**STATED GOAL**
Write out all of the data without omission, exactly as shown.

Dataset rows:
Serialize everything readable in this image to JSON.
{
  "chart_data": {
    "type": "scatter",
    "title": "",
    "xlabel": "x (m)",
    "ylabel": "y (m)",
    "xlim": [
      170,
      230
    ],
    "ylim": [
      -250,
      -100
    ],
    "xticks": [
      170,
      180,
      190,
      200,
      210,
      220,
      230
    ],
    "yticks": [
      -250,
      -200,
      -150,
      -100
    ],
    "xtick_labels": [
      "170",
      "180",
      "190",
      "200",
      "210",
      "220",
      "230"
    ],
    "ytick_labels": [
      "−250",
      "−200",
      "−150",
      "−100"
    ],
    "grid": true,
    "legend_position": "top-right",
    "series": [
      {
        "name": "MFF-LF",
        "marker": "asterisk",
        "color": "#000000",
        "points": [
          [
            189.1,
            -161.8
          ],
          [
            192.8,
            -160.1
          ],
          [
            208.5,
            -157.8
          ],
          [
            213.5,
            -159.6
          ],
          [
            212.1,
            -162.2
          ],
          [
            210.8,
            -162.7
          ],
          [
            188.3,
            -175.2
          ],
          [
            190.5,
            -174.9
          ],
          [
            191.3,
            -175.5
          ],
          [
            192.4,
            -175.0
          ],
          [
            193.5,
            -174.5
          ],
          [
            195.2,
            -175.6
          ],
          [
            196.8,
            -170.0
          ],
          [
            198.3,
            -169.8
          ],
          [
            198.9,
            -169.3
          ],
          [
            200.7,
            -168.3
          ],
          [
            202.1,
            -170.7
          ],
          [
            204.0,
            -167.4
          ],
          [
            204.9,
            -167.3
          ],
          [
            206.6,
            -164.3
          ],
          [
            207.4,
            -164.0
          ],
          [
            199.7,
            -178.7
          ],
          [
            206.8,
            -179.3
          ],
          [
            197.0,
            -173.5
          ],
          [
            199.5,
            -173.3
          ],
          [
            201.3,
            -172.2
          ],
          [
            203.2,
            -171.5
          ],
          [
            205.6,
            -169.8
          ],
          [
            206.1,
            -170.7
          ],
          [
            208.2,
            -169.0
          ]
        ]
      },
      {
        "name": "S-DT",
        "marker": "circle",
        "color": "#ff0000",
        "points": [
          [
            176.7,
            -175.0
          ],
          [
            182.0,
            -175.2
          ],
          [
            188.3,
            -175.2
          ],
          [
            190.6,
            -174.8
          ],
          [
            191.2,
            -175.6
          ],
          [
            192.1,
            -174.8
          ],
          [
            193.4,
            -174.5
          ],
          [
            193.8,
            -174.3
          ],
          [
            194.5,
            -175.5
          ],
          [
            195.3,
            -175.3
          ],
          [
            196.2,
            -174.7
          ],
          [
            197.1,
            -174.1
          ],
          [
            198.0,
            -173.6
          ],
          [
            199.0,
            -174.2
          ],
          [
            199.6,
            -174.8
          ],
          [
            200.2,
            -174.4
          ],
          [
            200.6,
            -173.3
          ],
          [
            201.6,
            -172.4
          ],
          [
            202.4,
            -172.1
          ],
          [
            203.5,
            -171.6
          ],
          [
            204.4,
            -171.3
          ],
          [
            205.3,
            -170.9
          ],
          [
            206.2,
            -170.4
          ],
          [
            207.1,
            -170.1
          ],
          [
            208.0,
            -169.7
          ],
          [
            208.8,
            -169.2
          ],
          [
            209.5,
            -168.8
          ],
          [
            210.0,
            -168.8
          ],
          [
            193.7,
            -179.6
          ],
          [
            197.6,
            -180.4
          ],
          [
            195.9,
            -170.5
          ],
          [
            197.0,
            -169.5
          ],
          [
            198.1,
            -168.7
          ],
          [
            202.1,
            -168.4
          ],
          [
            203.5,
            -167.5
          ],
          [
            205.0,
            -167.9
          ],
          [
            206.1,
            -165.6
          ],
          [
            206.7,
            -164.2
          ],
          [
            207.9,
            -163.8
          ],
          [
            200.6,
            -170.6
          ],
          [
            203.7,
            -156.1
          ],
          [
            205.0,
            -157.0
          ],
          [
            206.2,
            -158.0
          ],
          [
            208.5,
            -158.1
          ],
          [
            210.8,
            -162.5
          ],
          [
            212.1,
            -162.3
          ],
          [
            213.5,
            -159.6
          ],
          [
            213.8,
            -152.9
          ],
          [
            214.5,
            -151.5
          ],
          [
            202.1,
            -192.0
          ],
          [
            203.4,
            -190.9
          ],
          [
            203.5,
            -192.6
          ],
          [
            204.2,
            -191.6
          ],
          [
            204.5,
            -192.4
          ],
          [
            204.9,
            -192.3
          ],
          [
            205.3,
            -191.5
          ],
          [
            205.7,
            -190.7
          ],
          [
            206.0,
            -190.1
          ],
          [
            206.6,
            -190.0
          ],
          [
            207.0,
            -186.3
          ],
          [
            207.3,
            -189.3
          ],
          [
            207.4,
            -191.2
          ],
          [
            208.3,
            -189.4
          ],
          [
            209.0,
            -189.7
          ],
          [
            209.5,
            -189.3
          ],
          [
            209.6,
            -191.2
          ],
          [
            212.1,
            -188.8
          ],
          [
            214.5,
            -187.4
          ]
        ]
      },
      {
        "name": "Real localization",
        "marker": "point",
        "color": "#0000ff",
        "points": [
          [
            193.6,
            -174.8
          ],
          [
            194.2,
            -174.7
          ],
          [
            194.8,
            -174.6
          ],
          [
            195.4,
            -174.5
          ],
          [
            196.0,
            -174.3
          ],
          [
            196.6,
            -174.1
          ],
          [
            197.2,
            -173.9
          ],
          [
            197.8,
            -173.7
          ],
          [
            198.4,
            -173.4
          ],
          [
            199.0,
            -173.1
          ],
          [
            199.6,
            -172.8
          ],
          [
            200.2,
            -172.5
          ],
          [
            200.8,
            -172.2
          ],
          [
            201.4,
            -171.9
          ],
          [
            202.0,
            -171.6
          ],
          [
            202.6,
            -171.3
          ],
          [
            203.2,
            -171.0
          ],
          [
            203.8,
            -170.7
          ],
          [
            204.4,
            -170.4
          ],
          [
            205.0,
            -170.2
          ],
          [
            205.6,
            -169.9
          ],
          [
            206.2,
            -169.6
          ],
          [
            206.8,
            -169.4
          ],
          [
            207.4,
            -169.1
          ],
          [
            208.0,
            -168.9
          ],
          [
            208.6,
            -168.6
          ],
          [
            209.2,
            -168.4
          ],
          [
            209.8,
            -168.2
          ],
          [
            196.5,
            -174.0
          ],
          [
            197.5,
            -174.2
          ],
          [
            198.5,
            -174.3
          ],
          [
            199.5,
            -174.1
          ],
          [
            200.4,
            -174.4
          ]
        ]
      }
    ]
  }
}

**RESULT OF THE TASK**
Serialize everything readable in this image to JSON.
{
  "chart_data": {
    "type": "scatter",
    "title": "",
    "xlabel": "x (m)",
    "ylabel": "y (m)",
    "xlim": [
      170,
      230
    ],
    "ylim": [
      -250,
      -100
    ],
    "xticks": [
      170,
      180,
      190,
      200,
      210,
      220,
      230
    ],
    "yticks": [
      -250,
      -200,
      -150,
      -100
    ],
    "xtick_labels": [
      "170",
      "180",
      "190",
      "200",
      "210",
      "220",
      "230"
    ],
    "ytick_labels": [
      "−250",
      "−200",
      "−150",
      "−100"
    ],
    "grid": true,
    "legend_position": "top-right",
    "series": [
      {
        "name": "MFF-LF",
        "marker": "asterisk",
        "color": "#000000",
        "points": [
          [
            189.1,
            -161.8
          ],
          [
            192.8,
            -160.1
          ],
          [
            208.5,
            -157.8
          ],
          [
            213.5,
            -159.6
          ],
          [
            212.1,
            -162.2
          ],
          [
            210.8,
            -162.7
          ],
          [
            188.3,
            -175.2
          ],
          [
            190.5,
            -174.9
          ],
          [
            191.3,
            -175.5
          ],
          [
            192.4,
            -175.0
          ],
          [
            193.5,
            -174.5
          ],
          [
            195.2,
            -175.6
          ],
          [
            196.8,
            -170.0
          ],
          [
            198.3,
            -169.8
          ],
          [
            198.9,
            -169.3
          ],
          [
            200.7,
            -168.3
          ],
          [
            202.1,
            -170.7
          ],
          [
            204.0,
            -167.4
          ],
          [
            204.9,
            -167.3
          ],
          [
            206.6,
            -164.3
          ],
          [
            207.4,
            -164.0
          ],
          [
            199.7,
            -178.7
          ],
          [
            206.8,
            -179.3
          ],
          [
            197.0,
            -173.5
          ],
          [
            199.5,
            -173.3
          ],
          [
            201.3,
            -172.2
          ],
          [
            203.2,
            -171.5
          ],
          [
            205.6,
            -169.8
          ],
          [
            206.1,
            -170.7
          ],
          [
            208.2,
            -169.0
          ]
        ]
      },
      {
        "name": "S-DT",
        "marker": "circle",
        "color": "#ff0000",
        "points": [
          [
            176.7,
            -175.0
          ],
          [
            182.0,
            -175.2
          ],
          [
            188.3,
            -175.2
          ],
          [
            190.6,
            -174.8
          ],
          [
            191.2,
            -175.6
          ],
          [
            192.1,
            -174.8
          ],
          [
            193.4,
            -174.5
          ],
          [
            193.8,
            -174.3
          ],
          [
            194.5,
            -175.5
          ],
          [
            195.3,
            -175.3
          ],
          [
            196.2,
            -174.7
          ],
          [
            197.1,
            -174.1
          ],
          [
            198.0,
            -173.6
          ],
          [
            199.0,
            -174.2
          ],
          [
            199.6,
            -174.8
          ],
          [
            200.2,
            -174.4
          ],
          [
            200.6,
            -173.3
          ],
          [
            201.6,
            -172.4
          ],
          [
            202.4,
            -172.1
          ],
          [
            203.5,
            -171.6
          ],
          [
            204.4,
            -171.3
          ],
          [
            205.3,
            -170.9
          ],
          [
            206.2,
            -170.4
          ],
          [
            207.1,
            -170.1
          ],
          [
            208.0,
            -169.7
          ],
          [
            208.8,
            -169.2
          ],
          [
            209.5,
            -168.8
          ],
          [
            210.0,
            -168.8
          ],
          [
            193.7,
            -179.6
          ],
          [
            197.6,
            -180.4
          ],
          [
            195.9,
            -170.5
          ],
          [
            197.0,
            -169.5
          ],
          [
            198.1,
            -168.7
          ],
          [
            202.1,
            -168.4
          ],
          [
            203.5,
            -167.5
          ],
          [
            205.0,
            -167.9
          ],
          [
            206.1,
            -165.6
          ],
          [
            206.7,
            -164.2
          ],
          [
            207.9,
            -163.8
          ],
          [
            200.6,
            -170.6
          ],
          [
            203.7,
            -156.1
          ],
          [
            205.0,
            -157.0
          ],
          [
            206.2,
            -158.0
          ],
          [
            208.5,
            -158.1
          ],
          [
            210.8,
            -162.5
          ],
          [
            212.1,
            -162.3
          ],
          [
            213.5,
            -159.6
          ],
          [
            213.8,
            -152.9
          ],
          [
            214.5,
            -151.5
          ],
          [
            202.1,
            -192.0
          ],
          [
            203.4,
            -190.9
          ],
          [
            203.5,
            -192.6
          ],
          [
            204.2,
            -191.6
          ],
          [
            204.5,
            -192.4
          ],
          [
            204.9,
            -192.3
          ],
          [
            205.3,
            -191.5
          ],
          [
            205.7,
            -190.7
          ],
          [
            206.0,
            -190.1
          ],
          [
            206.6,
            -190.0
          ],
          [
            207.0,
            -186.3
          ],
          [
            207.3,
            -189.3
          ],
          [
            207.4,
            -191.2
          ],
          [
            208.3,
            -189.4
          ],
          [
            209.0,
            -189.7
          ],
          [
            209.5,
            -189.3
          ],
          [
            209.6,
            -191.2
          ],
          [
            212.1,
            -188.8
          ],
          [
            214.5,
            -187.4
          ]
        ]
      },
      {
        "name": "Real localization",
        "marker": "point",
        "color": "#0000ff",
        "points": [
          [
            193.6,
            -174.8
          ],
          [
            194.2,
            -174.7
          ],
          [
            194.8,
            -174.6
          ],
          [
            195.4,
            -174.5
          ],
          [
            196.0,
            -174.3
          ],
          [
            196.6,
            -174.1
          ],
          [
            197.2,
            -173.9
          ],
          [
            197.8,
            -173.7
          ],
          [
            198.4,
            -173.4
          ],
          [
            199.0,
            -173.1
          ],
          [
            199.6,
            -172.8
          ],
          [
            200.2,
            -172.5
          ],
          [
            200.8,
            -172.2
          ],
          [
            201.4,
            -171.9
          ],
          [
            202.0,
            -171.6
          ],
          [
            202.6,
            -171.3
          ],
          [
            203.2,
            -171.0
          ],
          [
            203.8,
            -170.7
          ],
          [
            204.4,
            -170.4
          ],
          [
            205.0,
            -170.2
          ],
          [
            205.6,
            -169.9
          ],
          [
            206.2,
            -169.6
          ],
          [
            206.8,
            -169.4
          ],
          [
            207.4,
            -169.1
          ],
          [
            208.0,
            -168.9
          ],
          [
            208.6,
            -168.6
          ],
          [
            209.2,
            -168.4
          ],
          [
            209.8,
            -168.2
          ],
          [
            196.5,
            -174.0
          ],
          [
            197.5,
            -174.2
          ],
          [
            198.5,
            -174.3
          ],
          [
            199.5,
            -174.1
          ],
          [
            200.4,
            -174.4
          ]
        ]
      }
    ]
  }
}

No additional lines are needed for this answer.